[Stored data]
━━━━
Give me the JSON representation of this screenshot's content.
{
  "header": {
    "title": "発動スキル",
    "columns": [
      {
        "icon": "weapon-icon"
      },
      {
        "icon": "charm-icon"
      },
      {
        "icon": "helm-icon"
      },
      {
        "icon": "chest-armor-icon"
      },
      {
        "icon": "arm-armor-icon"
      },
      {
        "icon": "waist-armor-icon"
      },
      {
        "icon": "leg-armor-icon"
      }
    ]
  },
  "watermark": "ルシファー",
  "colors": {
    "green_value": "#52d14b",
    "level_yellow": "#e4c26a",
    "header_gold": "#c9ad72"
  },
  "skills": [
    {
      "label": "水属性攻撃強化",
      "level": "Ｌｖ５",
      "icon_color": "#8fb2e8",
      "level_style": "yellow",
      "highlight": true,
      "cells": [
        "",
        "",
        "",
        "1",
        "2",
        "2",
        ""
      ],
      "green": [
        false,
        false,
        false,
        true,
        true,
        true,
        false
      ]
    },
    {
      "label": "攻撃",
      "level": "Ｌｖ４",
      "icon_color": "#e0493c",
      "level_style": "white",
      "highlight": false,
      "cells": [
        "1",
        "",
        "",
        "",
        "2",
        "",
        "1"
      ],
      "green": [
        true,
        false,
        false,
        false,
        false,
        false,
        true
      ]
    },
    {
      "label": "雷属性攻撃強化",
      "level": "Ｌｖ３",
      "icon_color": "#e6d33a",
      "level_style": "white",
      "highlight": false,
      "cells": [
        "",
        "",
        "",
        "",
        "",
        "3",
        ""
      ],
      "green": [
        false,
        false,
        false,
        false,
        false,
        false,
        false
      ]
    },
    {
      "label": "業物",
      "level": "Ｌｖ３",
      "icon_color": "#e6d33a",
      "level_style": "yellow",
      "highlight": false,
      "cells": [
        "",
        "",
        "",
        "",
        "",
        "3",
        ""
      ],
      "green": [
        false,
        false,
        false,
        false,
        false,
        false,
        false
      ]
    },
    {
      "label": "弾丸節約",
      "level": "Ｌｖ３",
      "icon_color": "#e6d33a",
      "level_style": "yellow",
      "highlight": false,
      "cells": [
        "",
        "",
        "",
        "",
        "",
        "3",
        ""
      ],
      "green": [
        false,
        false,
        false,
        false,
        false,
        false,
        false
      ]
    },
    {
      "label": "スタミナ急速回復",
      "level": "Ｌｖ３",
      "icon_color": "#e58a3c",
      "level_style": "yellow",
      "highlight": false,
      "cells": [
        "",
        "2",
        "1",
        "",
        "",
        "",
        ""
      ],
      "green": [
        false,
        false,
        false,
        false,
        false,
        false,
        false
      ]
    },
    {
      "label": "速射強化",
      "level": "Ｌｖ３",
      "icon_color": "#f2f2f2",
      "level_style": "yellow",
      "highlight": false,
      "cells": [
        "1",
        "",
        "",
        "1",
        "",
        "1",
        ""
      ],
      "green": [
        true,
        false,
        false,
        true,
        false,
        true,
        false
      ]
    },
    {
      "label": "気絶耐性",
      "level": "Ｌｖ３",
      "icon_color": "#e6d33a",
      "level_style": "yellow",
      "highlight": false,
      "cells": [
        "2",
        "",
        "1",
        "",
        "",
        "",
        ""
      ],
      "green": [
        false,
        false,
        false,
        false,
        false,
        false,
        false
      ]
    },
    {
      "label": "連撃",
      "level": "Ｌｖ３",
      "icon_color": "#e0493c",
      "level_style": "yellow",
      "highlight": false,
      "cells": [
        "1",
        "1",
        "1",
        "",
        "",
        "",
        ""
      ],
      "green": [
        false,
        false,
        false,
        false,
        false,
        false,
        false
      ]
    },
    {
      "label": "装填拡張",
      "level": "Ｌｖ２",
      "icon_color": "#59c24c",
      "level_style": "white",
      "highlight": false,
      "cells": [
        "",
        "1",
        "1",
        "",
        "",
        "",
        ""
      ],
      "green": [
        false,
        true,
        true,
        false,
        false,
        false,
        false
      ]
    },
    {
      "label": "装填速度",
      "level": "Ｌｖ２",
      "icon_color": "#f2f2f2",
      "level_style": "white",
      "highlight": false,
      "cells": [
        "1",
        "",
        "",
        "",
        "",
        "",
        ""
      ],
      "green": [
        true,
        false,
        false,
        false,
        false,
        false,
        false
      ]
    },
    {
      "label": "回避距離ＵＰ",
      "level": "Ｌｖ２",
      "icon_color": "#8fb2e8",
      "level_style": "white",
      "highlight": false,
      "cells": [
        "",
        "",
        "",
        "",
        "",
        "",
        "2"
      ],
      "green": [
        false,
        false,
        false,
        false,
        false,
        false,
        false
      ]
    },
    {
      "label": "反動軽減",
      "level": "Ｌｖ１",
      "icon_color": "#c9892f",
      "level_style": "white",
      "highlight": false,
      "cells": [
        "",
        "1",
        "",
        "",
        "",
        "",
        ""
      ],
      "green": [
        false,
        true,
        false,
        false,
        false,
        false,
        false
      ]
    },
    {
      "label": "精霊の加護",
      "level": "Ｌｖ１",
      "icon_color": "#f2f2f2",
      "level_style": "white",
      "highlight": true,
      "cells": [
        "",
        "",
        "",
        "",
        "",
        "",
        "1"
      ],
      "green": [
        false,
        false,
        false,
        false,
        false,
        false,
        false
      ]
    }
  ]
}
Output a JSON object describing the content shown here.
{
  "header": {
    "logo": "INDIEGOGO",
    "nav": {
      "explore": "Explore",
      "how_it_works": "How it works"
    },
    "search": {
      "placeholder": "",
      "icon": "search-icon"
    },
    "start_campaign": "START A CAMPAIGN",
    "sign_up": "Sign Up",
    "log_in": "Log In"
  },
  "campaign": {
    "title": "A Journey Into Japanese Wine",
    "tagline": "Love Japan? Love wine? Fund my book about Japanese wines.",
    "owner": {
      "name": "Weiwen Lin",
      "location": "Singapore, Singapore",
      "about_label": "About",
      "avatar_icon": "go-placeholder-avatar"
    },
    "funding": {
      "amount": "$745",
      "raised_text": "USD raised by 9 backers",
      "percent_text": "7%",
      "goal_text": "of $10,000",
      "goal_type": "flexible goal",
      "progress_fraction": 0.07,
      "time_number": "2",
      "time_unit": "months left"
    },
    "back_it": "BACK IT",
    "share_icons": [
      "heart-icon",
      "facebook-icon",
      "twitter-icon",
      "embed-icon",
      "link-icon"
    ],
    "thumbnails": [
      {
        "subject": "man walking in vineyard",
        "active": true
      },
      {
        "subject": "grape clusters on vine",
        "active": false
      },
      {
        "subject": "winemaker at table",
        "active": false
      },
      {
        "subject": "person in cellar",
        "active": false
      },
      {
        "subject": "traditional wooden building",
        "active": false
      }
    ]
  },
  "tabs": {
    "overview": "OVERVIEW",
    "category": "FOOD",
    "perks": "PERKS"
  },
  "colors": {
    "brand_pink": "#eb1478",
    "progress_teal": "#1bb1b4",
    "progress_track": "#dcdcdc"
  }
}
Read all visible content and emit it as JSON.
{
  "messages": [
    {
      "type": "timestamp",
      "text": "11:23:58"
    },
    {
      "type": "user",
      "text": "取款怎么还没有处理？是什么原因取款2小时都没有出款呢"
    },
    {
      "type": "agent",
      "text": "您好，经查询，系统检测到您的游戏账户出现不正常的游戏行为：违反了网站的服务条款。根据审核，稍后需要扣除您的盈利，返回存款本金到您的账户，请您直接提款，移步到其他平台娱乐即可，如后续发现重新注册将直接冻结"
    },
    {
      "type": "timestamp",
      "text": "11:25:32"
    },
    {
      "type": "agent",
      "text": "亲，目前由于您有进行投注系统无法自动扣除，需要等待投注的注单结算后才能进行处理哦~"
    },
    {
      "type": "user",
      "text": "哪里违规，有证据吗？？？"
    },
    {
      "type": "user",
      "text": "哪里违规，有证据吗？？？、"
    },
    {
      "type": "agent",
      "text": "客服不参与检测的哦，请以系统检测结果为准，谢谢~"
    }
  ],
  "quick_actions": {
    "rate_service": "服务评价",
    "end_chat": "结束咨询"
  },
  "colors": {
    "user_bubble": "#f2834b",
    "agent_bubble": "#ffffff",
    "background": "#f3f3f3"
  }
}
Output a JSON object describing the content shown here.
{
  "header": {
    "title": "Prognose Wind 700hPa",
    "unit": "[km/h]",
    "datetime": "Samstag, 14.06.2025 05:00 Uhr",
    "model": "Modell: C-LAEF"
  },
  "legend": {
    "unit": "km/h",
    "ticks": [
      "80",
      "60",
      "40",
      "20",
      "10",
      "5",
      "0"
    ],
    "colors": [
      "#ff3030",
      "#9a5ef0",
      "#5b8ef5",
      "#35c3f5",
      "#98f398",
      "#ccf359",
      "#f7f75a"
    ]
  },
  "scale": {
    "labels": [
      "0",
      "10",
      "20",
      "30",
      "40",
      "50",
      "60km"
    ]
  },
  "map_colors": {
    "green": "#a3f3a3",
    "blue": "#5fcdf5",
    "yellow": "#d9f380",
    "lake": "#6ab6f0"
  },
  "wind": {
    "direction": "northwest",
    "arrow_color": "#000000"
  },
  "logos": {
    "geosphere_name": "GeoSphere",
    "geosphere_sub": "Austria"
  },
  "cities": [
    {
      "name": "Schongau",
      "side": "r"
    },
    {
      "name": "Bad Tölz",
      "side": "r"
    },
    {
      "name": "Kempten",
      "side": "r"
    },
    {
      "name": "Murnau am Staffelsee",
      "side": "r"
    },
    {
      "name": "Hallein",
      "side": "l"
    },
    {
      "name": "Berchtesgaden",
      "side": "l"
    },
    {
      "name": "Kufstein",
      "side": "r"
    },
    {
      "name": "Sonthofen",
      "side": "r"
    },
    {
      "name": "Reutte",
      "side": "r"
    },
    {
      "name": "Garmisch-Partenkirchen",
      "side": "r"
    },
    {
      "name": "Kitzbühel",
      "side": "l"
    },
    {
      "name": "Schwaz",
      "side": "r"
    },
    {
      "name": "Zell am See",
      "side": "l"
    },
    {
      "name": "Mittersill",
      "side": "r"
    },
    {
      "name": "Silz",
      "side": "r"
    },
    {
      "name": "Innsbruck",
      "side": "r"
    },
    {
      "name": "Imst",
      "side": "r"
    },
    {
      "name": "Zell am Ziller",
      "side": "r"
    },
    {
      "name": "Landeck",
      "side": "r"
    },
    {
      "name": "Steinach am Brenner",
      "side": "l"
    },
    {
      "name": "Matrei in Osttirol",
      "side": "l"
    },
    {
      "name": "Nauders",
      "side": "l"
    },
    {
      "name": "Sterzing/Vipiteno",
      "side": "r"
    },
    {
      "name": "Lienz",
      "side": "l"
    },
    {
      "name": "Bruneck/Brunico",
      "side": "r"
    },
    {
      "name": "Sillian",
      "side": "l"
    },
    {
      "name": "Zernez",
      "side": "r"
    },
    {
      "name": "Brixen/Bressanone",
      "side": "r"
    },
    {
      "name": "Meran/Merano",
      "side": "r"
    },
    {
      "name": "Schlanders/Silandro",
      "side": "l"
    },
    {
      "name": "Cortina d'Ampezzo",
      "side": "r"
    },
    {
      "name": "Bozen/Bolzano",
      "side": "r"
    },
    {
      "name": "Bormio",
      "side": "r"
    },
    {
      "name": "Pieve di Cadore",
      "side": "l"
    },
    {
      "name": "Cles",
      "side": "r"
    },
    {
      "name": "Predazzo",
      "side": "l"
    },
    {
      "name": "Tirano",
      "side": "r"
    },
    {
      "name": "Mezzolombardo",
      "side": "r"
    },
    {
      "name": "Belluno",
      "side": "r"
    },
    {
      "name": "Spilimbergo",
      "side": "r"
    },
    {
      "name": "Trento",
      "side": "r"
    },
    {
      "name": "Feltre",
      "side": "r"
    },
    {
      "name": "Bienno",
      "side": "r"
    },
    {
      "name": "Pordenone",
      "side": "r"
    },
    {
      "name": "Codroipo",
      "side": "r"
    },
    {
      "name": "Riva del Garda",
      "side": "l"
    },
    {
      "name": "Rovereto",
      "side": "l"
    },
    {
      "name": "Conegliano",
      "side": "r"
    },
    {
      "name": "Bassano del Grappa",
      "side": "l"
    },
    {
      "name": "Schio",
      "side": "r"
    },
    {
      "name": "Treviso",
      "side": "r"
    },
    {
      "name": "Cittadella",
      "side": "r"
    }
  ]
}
━━━━
Directive =>
Your answer should be a single number: how many lines of the material contain the word "JSON".

Exercise result =>
4